-- start --

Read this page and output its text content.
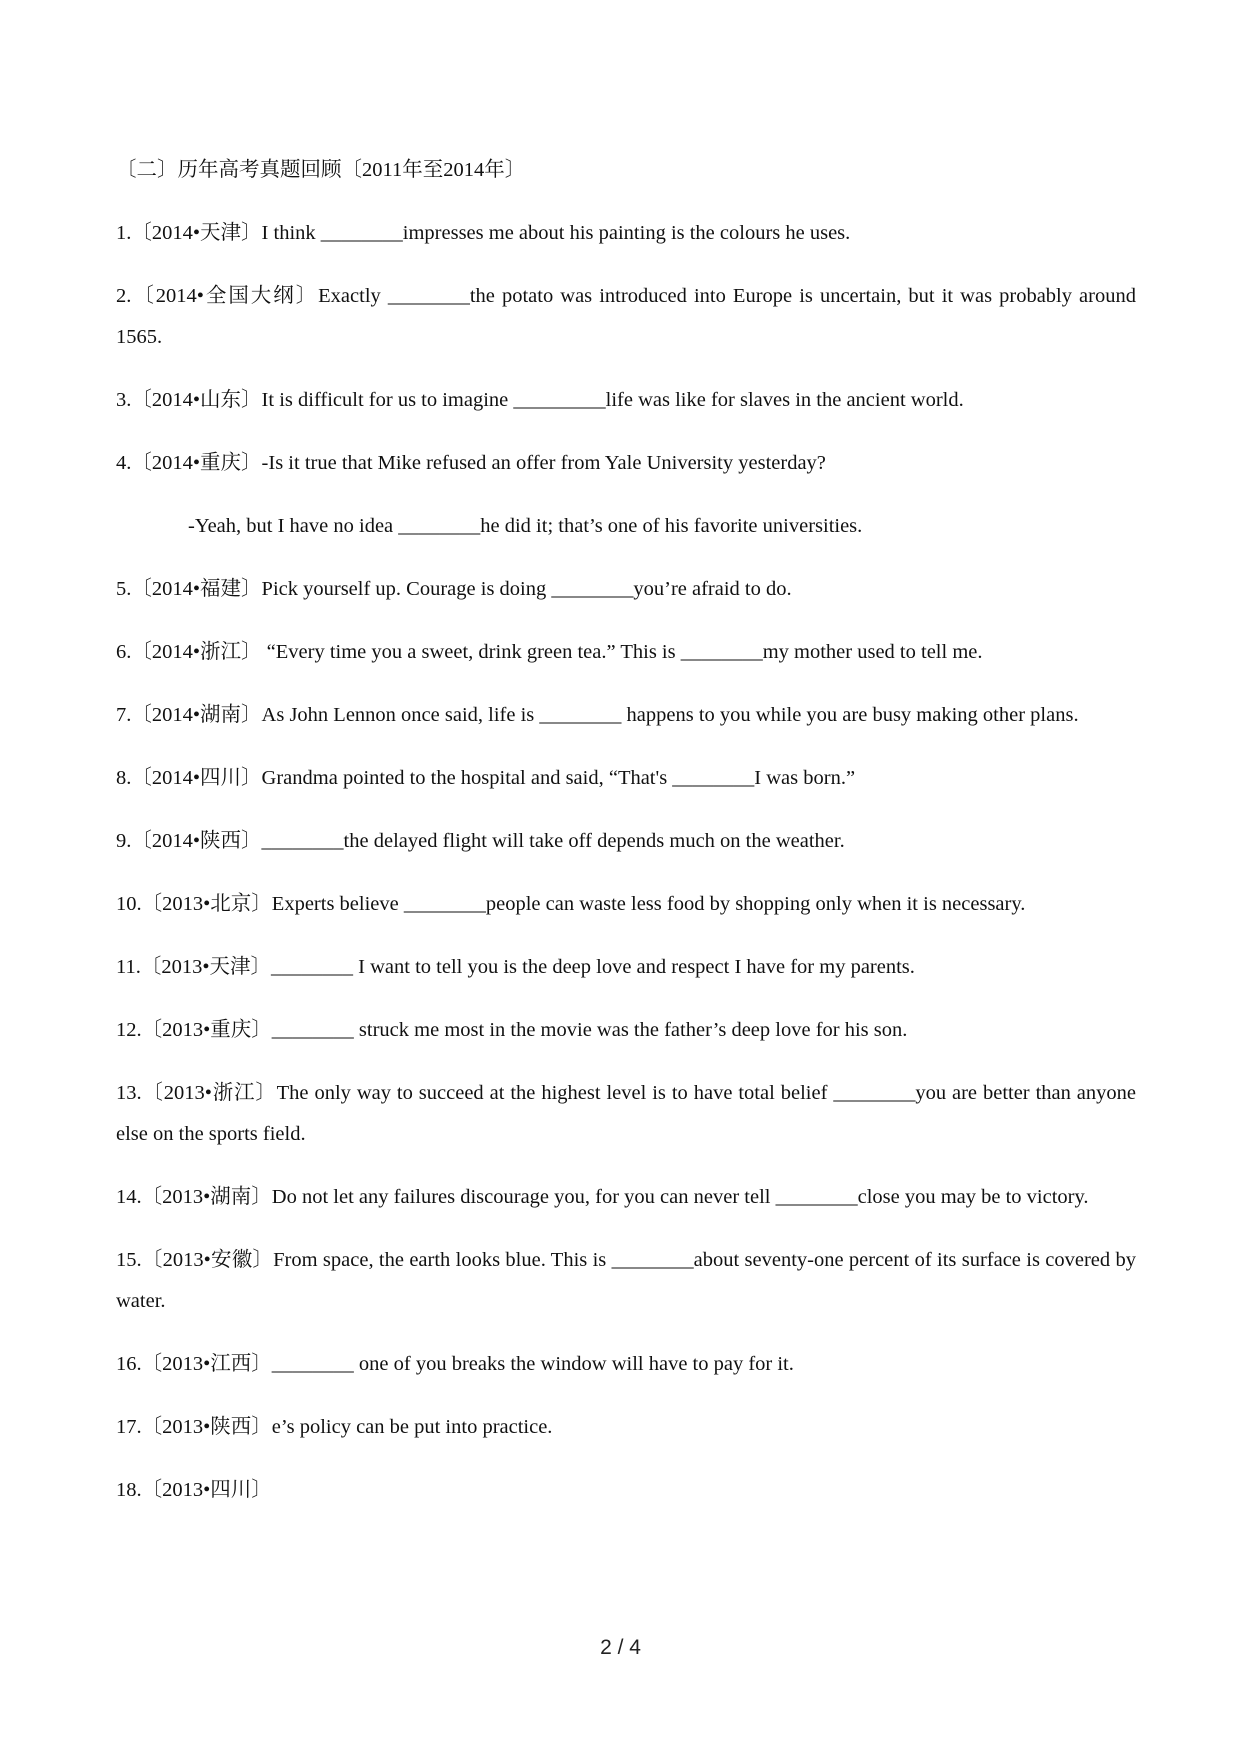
〔二〕历年高考真题回顾〔2011年至2014年〕
1.〔2014•天津〕I think ________impresses me about his painting is the colours he uses.
2.〔2014•全国大纲〕Exactly ________the potato was introduced into Europe is uncertain, but it was probably around 1565.
3.〔2014•山东〕It is difficult for us to imagine _________life was like for slaves in the ancient world.
4.〔2014•重庆〕-Is it true that Mike refused an offer from Yale University yesterday?
-Yeah, but I have no idea ________he did it; that’s one of his favorite universities.
5.〔2014•福建〕Pick yourself up. Courage is doing ________you’re afraid to do.
6.〔2014•浙江〕 “Every time you a sweet, drink green tea.” This is ________my mother used to tell me.
7.〔2014•湖南〕As John Lennon once said, life is ________ happens to you while you are busy making other plans.
8.〔2014•四川〕Grandma pointed to the hospital and said, “That's ________I was born.”
9.〔2014•陕西〕________the delayed flight will take off depends much on the weather.
10.〔2013•北京〕Experts believe ________people can waste less food by shopping only when it is necessary.
11.〔2013•天津〕________ I want to tell you is the deep love and respect I have for my parents.
12.〔2013•重庆〕________ struck me most in the movie was the father’s deep love for his son.
13.〔2013•浙江〕The only way to succeed at the highest level is to have total belief ________you are better than anyone else on the sports field.
14.〔2013•湖南〕Do not let any failures discourage you, for you can never tell ________close you may be to victory.
15.〔2013•安徽〕From space, the earth looks blue. This is ________about seventy-one percent of its surface is covered by water.
16.〔2013•江西〕________ one of you breaks the window will have to pay for it.
17.〔2013•陕西〕e’s policy can be put into practice.
18.〔2013•四川〕
2 / 4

-- end --

▸ WRITTEN PROBLEM: Go through the material above and print all of it exactly, except the pictures.

▸ EXERCISE ANSWER:
Read this page and output its text content.
〔二〕历年高考真题回顾〔2011年至2014年〕
1.〔2014•天津〕I think ________impresses me about his painting is the colours he uses.
2.〔2014•全国大纲〕Exactly ________the potato was introduced into Europe is uncertain, but it was probably around 1565.
3.〔2014•山东〕It is difficult for us to imagine _________life was like for slaves in the ancient world.
4.〔2014•重庆〕-Is it true that Mike refused an offer from Yale University yesterday?
-Yeah, but I have no idea ________he did it; that’s one of his favorite universities.
5.〔2014•福建〕Pick yourself up. Courage is doing ________you’re afraid to do.
6.〔2014•浙江〕 “Every time you a sweet, drink green tea.” This is ________my mother used to tell me.
7.〔2014•湖南〕As John Lennon once said, life is ________ happens to you while you are busy making other plans.
8.〔2014•四川〕Grandma pointed to the hospital and said, “That's ________I was born.”
9.〔2014•陕西〕________the delayed flight will take off depends much on the weather.
10.〔2013•北京〕Experts believe ________people can waste less food by shopping only when it is necessary.
11.〔2013•天津〕________ I want to tell you is the deep love and respect I have for my parents.
12.〔2013•重庆〕________ struck me most in the movie was the father’s deep love for his son.
13.〔2013•浙江〕The only way to succeed at the highest level is to have total belief ________you are better than anyone else on the sports field.
14.〔2013•湖南〕Do not let any failures discourage you, for you can never tell ________close you may be to victory.
15.〔2013•安徽〕From space, the earth looks blue. This is ________about seventy-one percent of its surface is covered by water.
16.〔2013•江西〕________ one of you breaks the window will have to pay for it.
17.〔2013•陕西〕e’s policy can be put into practice.
18.〔2013•四川〕
2 / 4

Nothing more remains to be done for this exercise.